> 原文

Enum同様に可読性が高く、もちろん改修にも強いので、
この方法も知っておくといいですね。
Enum法とDictionary法それぞれのメリットデメリットを比べると以下の通りです。
Dictionary法のメリット(Enumより優れる点)
列の追加/削除に対する改修が不要
例えばB列に「種別」という列が追加されたとき、
Enumの場合は以下の書き換えが必要になります。
Enum C_売上データ 品物 = 1 種別 ' ←ここに種別を追加する 価格 ' ↓ここから下は自動的に3,4,…と再採番される 個数 売上 End Enum
これだけで改修が終わるのでEnumも十分強力なのですが、
さらにDictionaryでは一切の改修が不要になります。
見出し名-列番号のペアを実行の度に取得しているため、
列のレイアウトが変更されても問題なく動作するわけですね。
この「列名を見ている」というのが、Dictionary法の一番のポイントになります。
まずはこの点を抑えておきましょう。
同一マクロを複数のシートに使用できる
上記のコードを↓のシートに実行してみましょう。
なんとまったく同じコードのまま実行できることがわかります。
見出し名-列番号のペアさえ合っていれば動くわけで、
列の追加対応が不要なのと同じ理屈ですね。
同じコードをレイアウトの異なるシートに対して実行できるという点は、
Enum法では難しいDictionary法の非常に強力なポイントです。
「似たシートをひとつのまとめシートに集計する」マクロなど、
この長所が活かせそうな場面では積極的にDictionary法を採用したいですね。
シンタックスハイライトによる可読性
VBE(コードを書く画面)の文字色設定を活用している場合は、
ws.Cells(R, C_売上データ("売上")) _ = ws.Cells(R, C_売上データ("価格")) * ws.Cells(R, C_売上データ("個数"))
このように「色がついた部分でコードを読む」ことができます。
私の設定の場合は、黄色だけ見てもコードが読めるということですね。
これも地味ながら便利な点だと思います。
※VBEの設定を行う方法はこちらを参考ください。
以上がDictionary法の主なメリットになります。
特に「同じコードをレイアウトの異なるシートに対して実行できる」というのが、
Dictionary法の最大のメリットですので覚えておきましょう。
Dictionary法のデメリット(Enumより劣る点)
反対にDictionaryがEnumに比べて劣る点が以下の通りです。
列見出し名を変更するとマクロが動かなくなる
列の挿入/削除には強いDictionaryですが、逆に列名の変更に弱くなってしまいます。

> 提供資料

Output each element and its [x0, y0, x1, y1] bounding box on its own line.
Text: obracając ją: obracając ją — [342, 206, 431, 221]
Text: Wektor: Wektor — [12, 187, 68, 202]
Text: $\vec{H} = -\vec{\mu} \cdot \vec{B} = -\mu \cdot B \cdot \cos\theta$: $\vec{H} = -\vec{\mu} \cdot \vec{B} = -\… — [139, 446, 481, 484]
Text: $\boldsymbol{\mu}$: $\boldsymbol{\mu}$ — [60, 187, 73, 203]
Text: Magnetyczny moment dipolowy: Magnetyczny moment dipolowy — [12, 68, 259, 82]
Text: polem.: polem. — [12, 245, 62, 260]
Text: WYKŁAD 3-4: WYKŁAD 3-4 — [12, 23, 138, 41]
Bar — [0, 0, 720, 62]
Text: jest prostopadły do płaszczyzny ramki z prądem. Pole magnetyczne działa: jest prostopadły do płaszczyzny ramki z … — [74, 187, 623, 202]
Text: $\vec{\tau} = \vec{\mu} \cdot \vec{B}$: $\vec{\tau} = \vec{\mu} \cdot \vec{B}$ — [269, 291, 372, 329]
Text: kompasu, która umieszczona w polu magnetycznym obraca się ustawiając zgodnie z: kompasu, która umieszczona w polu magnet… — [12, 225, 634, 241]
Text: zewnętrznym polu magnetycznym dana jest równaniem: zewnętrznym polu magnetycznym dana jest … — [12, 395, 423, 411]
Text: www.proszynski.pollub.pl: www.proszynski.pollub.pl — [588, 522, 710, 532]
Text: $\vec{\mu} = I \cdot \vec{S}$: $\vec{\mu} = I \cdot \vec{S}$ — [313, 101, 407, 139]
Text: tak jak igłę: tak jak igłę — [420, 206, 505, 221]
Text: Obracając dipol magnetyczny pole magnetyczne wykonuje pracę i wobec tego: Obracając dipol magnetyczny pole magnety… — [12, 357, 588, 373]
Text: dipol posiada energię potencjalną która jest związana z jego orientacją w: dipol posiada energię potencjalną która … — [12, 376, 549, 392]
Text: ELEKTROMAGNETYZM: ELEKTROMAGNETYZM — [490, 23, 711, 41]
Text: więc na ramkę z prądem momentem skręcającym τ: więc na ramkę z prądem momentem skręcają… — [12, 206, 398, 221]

> 作業指示 1
次の(a)〜(c)がEnum法とDictionary法を比べた原文の内容と合うかどうか、それぞれ「はい」か「いいえ」で答え、判断の決め手となる原文の語句をそのまま引用してください。(a) Dictionary法では、列が追加されても改修が要らない。(b) Enum法でも、同じコードをレイアウトの異なるシートに対して容易に実行できる。(c) Dictionary法は列見出し名の変更に強い。
> 作業指示 2
Dictionary法のデメリットを述べた原文の続きを、最後の文の後から書いてください。
記録は原文とは関係がありません。

> 解答 1
(a) はい。「さらにDictionaryでは一切の改修が不要になります。」
(b) いいえ。「Enum法では難しいDictionary法の非常に強力なポイントです。」
(c) いいえ。「逆に列名の変更に弱くなってしまいます。」

> 解答 2
例えば「価格」を「単価」に変更してしまうと、
C_売上データ("価格")
これが0を返すようになってしまい、Cellsの指定部分で
アプリケーションまたはオブジェクト定義のエラー |
が発生してしまいます。
列見出し名と列番号のペアを使ってコードを書いているため、
このリスクに対応するのはEnumより難しくなります。
コーディング時に入力候補(インテリセンス)が使用できない
Enumの非常に強力なメリットである、
この入力候補の活用がDictionaryにはできません。
列名をいちいちタイピングする必要がありますし、
大量のセル指定があると、「"」2回の入力も割と面倒に感じます。
同名の列を指定できない
よくあるこんなシート↓
これをDictionary法では指定することができません。
「Dictionaryのためにこのレイアウトをやめろ」
というのはややVBA原理主義が過ぎる気がするので、
こんなシートを処理する際は、DictionaryはあきらめてEnumを使いましょう。
Enumなら割ときれいな設計になりますし、
入力リストもわかりやすくなります。
Enumは実際の列番号をコーディング中に見れる
これはDictionary法のデメリットというよりはEnumの小ワザという感じなのですが、
Enumにはクイックヒント「Ctrl+i」を使った、
この列番号の表示機能があります。
意外と役立つときがあるので覚えておくといいかもしれません。
プロシージャ(Sub/Function)分割への対応が必要
Dictionaryはコード内で生成したものを使用するため、
プロシージャを分割する場合はそのままでは使えません。
いちいち全プロシージャに引数に渡すのも大変なのですが、
モジュール変数にすると各プロシージャを単独実行できなくなるため、
マクロに応じて対応を決める必要があります。
Enumに比べて準備がやや大変
機械的に定義すればよいEnumに比べて、
DictionaryはFor文を書く必要があるのでコーディングが少し大変です。
その対策として、後述の「汎用関数化」が重要になります。
実際にDictionary法を常用するなら、この準備は必須といっていいかもしれません。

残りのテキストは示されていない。